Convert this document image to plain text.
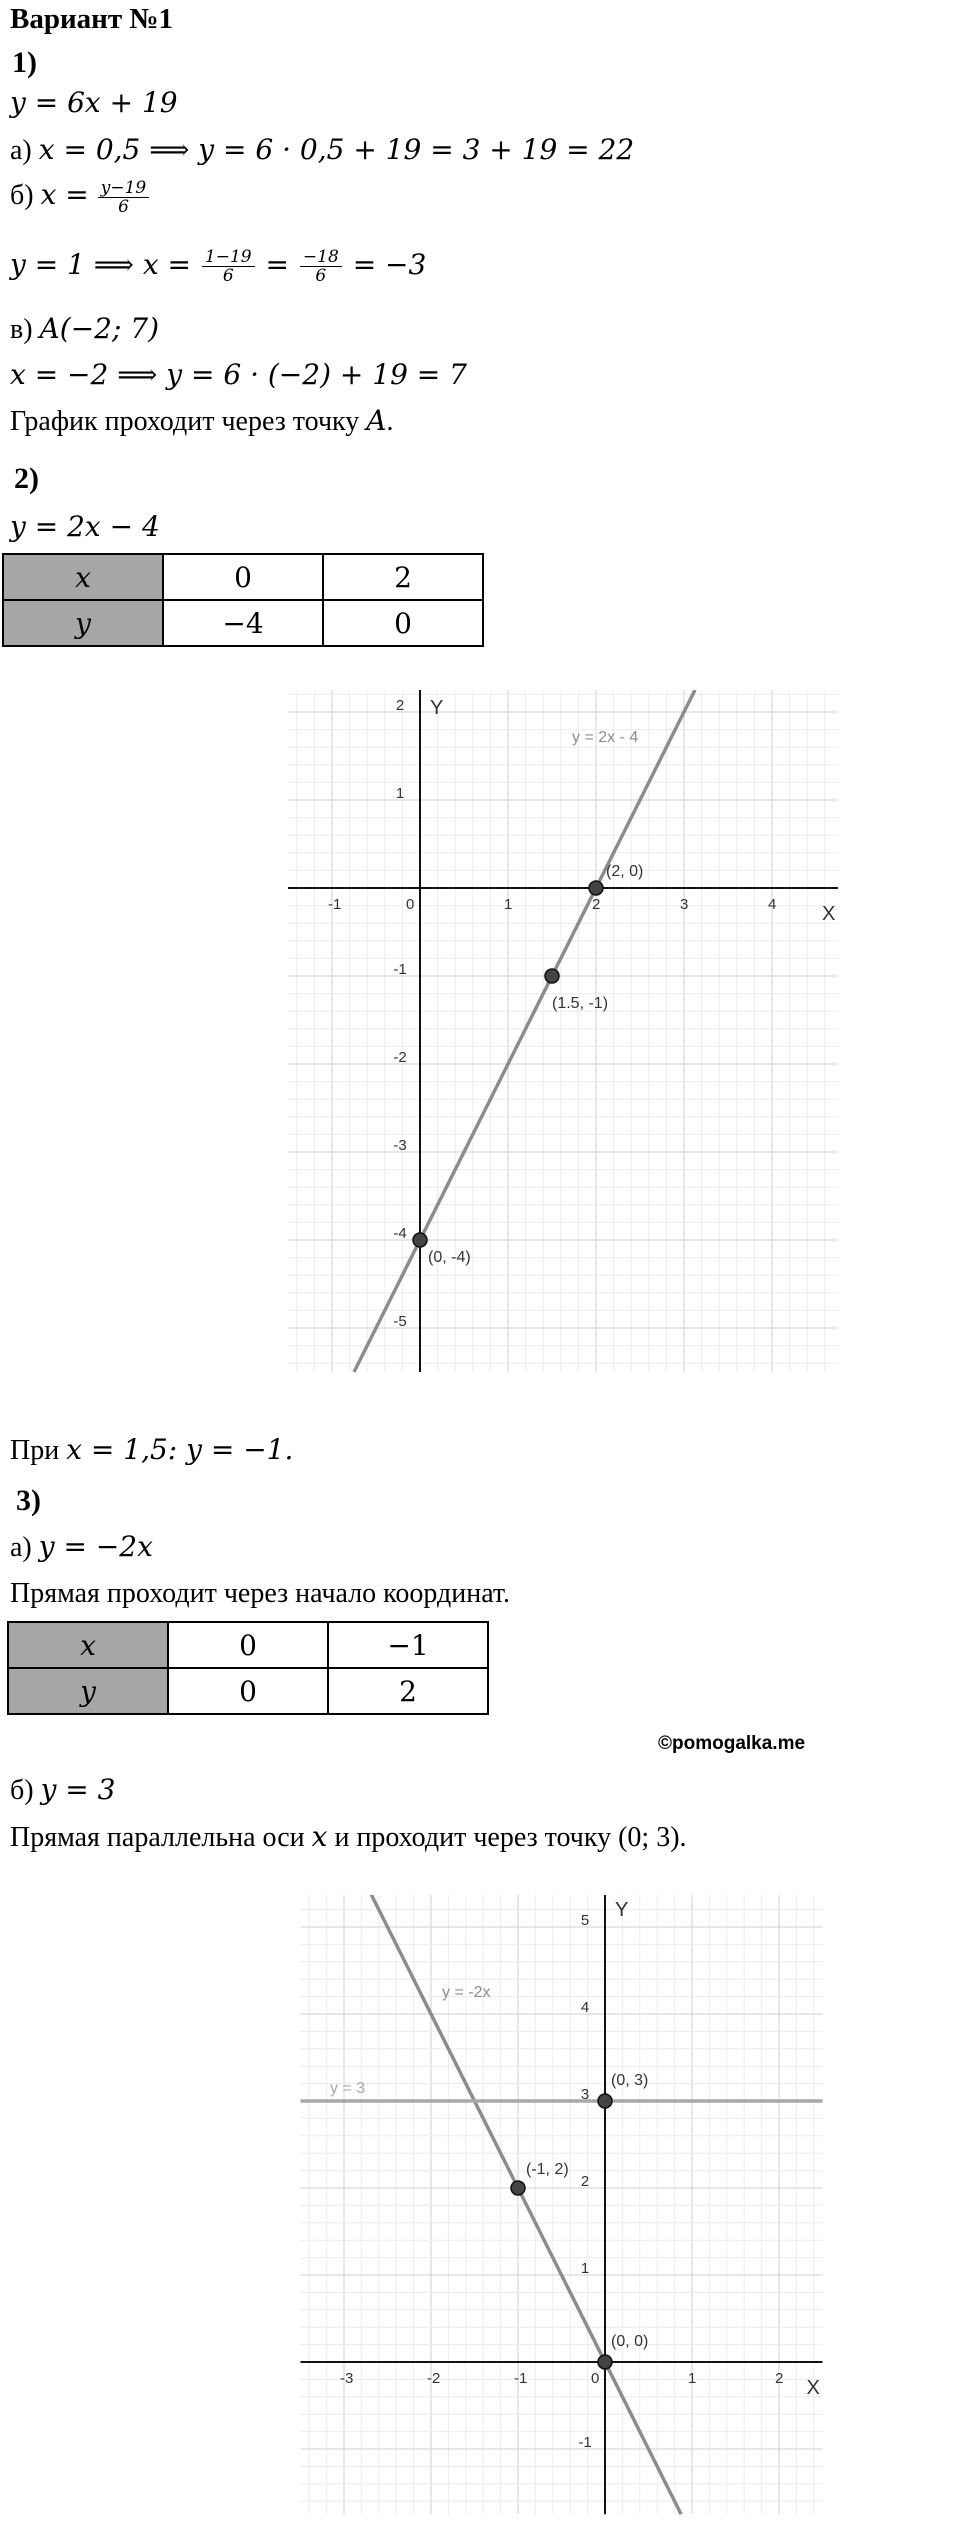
Вариант №1
1)
y = 6x + 19
а) x = 0,5 ⟹ y = 6 · 0,5 + 19 = 3 + 19 = 22
б) $x = \frac{y-19}{6}$
y = 1 ⟹ $x = \frac{1-19}{6} = \frac{-18}{6} = -3$
в) A(−2; 7)
x = −2 ⟹ y = 6 · (−2) + 19 = 7
График проходит через точку A.
2)
y = 2x − 4
x	0	2
y	−4	0
-1	0	1	2	3	4
2
1
-1
-2
-3
-4
-5
X
Y
y = 2x - 4
(2, 0)
(1.5, -1)
(0, -4)
При x = 1,5: y = −1.
3)
а) y = −2x
Прямая проходит через начало координат.
x	0	−1
y	0	2
©pomogalka.me
б) y = 3
Прямая параллельна оси x и проходит через точку (0; 3).
-3	-2	-1	0	1	2
5
4
3
2
1
-1
X
Y
y = -2x
y = 3	(0, 3)
(-1, 2)
(0, 0)
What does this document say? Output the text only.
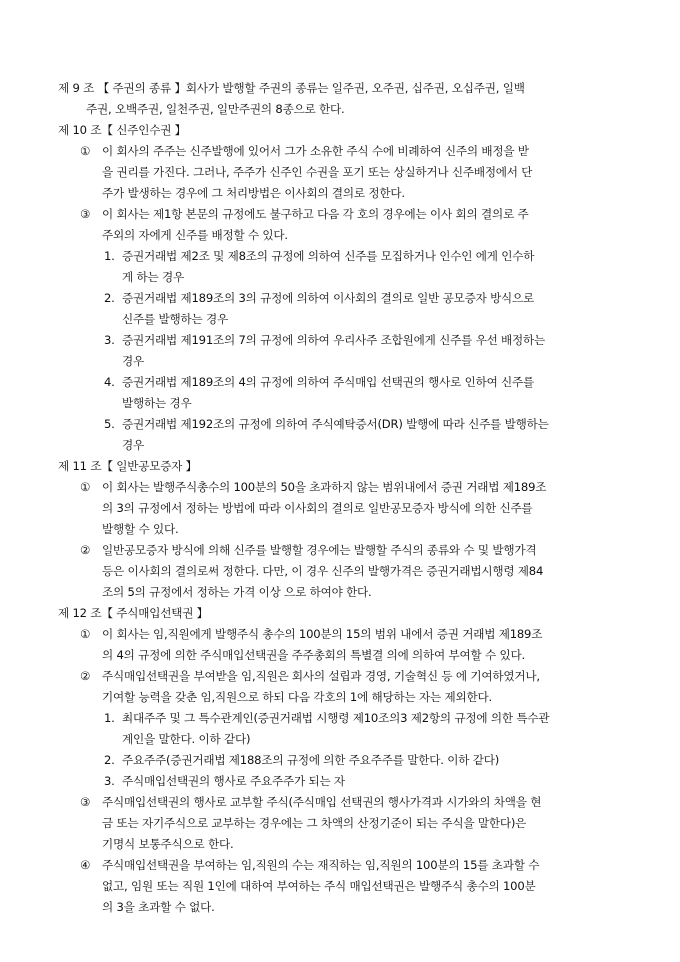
제 9 조 【 주권의 종류 】회사가 발행할 주권의 종류는 일주권, 오주권, 십주권, 오십주권, 일백
주권, 오백주권, 일천주권, 일만주권의 8종으로 한다.
제 10 조【 신주인수권 】
① 이 회사의 주주는 신주발행에 있어서 그가 소유한 주식 수에 비례하여 신주의 배정을 받
을 권리를 가진다. 그러나, 주주가 신주인 수권을 포기 또는 상실하거나 신주배정에서 단
주가 발생하는 경우에 그 처리방법은 이사회의 결의로 정한다.
③ 이 회사는 제1항 본문의 규정에도 불구하고 다음 각 호의 경우에는 이사 회의 결의로 주
주외의 자에게 신주를 배정할 수 있다.
1. 증권거래법 제2조 및 제8조의 규정에 의하여 신주를 모집하거나 인수인 에게 인수하
게 하는 경우
2. 증권거래법 제189조의 3의 규정에 의하여 이사회의 결의로 일반 공모증자 방식으로
신주를 발행하는 경우
3. 증권거래법 제191조의 7의 규정에 의하여 우리사주 조합원에게 신주를 우선 배정하는
경우
4. 증권거래법 제189조의 4의 규정에 의하여 주식매입 선택권의 행사로 인하여 신주를
발행하는 경우
5. 증권거래법 제192조의 규정에 의하여 주식예탁증서(DR) 발행에 따라 신주를 발행하는
경우
제 11 조【 일반공모증자 】
① 이 회사는 발행주식총수의 100분의 50을 초과하지 않는 범위내에서 증권 거래법 제189조
의 3의 규정에서 정하는 방법에 따라 이사회의 결의로 일반공모증자 방식에 의한 신주를
발행할 수 있다.
② 일반공모증자 방식에 의해 신주를 발행할 경우에는 발행할 주식의 종류와 수 및 발행가격
등은 이사회의 결의로써 정한다. 다만, 이 경우 신주의 발행가격은 증권거래법시행령 제84
조의 5의 규정에서 정하는 가격 이상 으로 하여야 한다.
제 12 조【 주식매입선택권 】
① 이 회사는 임,직원에게 발행주식 총수의 100분의 15의 범위 내에서 증권 거래법 제189조
의 4의 규정에 의한 주식매입선택권을 주주총회의 특별결 의에 의하여 부여할 수 있다.
② 주식매입선택권을 부여받을 임,직원은 회사의 설립과 경영, 기술혁신 등 에 기여하였거나,
기여할 능력을 갖춘 임,직원으로 하되 다음 각호의 1에 해당하는 자는 제외한다.
1. 최대주주 및 그 특수관계인(증권거래법 시행령 제10조의3 제2항의 규정에 의한 특수관
계인을 말한다. 이하 같다)
2. 주요주주(증권거래법 제188조의 규정에 의한 주요주주를 말한다. 이하 같다)
3. 주식매입선택권의 행사로 주요주주가 되는 자
③ 주식매입선택권의 행사로 교부할 주식(주식매입 선택권의 행사가격과 시가와의 차액을 현
금 또는 자기주식으로 교부하는 경우에는 그 차액의 산정기준이 되는 주식을 말한다)은
기명식 보통주식으로 한다.
④ 주식매입선택권을 부여하는 임,직원의 수는 재직하는 임,직원의 100분의 15를 초과할 수
없고, 임원 또는 직원 1인에 대하여 부여하는 주식 매입선택권은 발행주식 총수의 100분
의 3을 초과할 수 없다.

####

Examine the data above and state how many of its lines contain the word "через", with no further remarks.

→ **Solution to this problem**: 3